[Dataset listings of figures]
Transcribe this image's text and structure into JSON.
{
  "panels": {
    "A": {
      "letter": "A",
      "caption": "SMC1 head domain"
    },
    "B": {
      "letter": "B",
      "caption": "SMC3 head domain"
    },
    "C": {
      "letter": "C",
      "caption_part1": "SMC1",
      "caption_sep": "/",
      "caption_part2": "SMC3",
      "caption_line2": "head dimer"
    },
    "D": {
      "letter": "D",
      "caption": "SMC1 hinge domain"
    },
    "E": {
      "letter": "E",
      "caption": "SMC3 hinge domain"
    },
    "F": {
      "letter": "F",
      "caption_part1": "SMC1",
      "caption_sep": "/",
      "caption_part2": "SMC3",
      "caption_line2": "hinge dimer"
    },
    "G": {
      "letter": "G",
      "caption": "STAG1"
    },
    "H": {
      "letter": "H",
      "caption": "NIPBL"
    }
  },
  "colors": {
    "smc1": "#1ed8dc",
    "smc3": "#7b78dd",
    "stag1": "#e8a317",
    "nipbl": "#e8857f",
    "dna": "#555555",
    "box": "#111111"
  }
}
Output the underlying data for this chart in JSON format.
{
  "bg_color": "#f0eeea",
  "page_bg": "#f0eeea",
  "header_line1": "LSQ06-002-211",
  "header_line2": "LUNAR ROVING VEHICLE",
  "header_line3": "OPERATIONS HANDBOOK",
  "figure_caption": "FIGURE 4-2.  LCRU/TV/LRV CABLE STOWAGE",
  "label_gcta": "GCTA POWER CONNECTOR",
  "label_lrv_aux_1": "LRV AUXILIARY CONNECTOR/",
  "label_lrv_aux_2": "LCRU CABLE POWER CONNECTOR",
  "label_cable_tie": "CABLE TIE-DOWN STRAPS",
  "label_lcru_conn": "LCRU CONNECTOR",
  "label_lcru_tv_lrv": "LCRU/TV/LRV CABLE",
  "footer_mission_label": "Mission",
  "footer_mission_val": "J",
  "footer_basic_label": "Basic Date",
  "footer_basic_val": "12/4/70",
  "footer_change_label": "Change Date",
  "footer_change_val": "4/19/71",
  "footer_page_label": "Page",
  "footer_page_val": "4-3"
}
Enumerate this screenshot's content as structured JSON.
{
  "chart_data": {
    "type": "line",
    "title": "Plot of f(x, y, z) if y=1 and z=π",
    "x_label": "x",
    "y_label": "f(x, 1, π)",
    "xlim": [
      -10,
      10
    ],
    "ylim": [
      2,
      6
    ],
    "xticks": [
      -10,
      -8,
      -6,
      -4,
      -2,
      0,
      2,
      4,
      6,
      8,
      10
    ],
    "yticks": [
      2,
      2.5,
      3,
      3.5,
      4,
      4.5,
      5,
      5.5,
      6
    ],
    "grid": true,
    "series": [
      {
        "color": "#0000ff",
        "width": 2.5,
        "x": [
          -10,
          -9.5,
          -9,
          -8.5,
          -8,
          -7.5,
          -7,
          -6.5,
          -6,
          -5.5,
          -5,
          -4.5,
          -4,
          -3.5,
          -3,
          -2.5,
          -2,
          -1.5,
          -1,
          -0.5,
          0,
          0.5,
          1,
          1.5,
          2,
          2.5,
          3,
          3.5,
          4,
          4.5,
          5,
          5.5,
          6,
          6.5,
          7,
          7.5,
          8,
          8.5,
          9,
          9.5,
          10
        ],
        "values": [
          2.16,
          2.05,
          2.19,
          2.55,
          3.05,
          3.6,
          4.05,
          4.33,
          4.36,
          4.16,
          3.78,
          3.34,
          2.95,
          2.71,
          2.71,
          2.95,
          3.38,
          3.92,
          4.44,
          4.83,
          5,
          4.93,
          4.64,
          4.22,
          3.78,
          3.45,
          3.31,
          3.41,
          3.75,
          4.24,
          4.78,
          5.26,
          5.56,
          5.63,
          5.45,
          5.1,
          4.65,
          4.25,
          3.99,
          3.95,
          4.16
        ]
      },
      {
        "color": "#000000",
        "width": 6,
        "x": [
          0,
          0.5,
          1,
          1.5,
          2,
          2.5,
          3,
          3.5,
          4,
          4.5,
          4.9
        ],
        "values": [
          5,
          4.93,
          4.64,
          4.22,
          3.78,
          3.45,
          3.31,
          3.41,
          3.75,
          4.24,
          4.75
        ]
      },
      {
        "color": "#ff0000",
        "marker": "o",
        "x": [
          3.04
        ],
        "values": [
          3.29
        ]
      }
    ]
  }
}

_Do this_. Extract, from the material above, each line holding the word "LCRU".

_Solution to the problem_.
  "figure_caption": "FIGURE 4-2.  LCRU/TV/LRV CABLE STOWAGE",
  "label_lrv_aux_2": "LCRU CABLE POWER CONNECTOR",
  "label_lcru_conn": "LCRU CONNECTOR",
  "label_lcru_tv_lrv": "LCRU/TV/LRV CABLE",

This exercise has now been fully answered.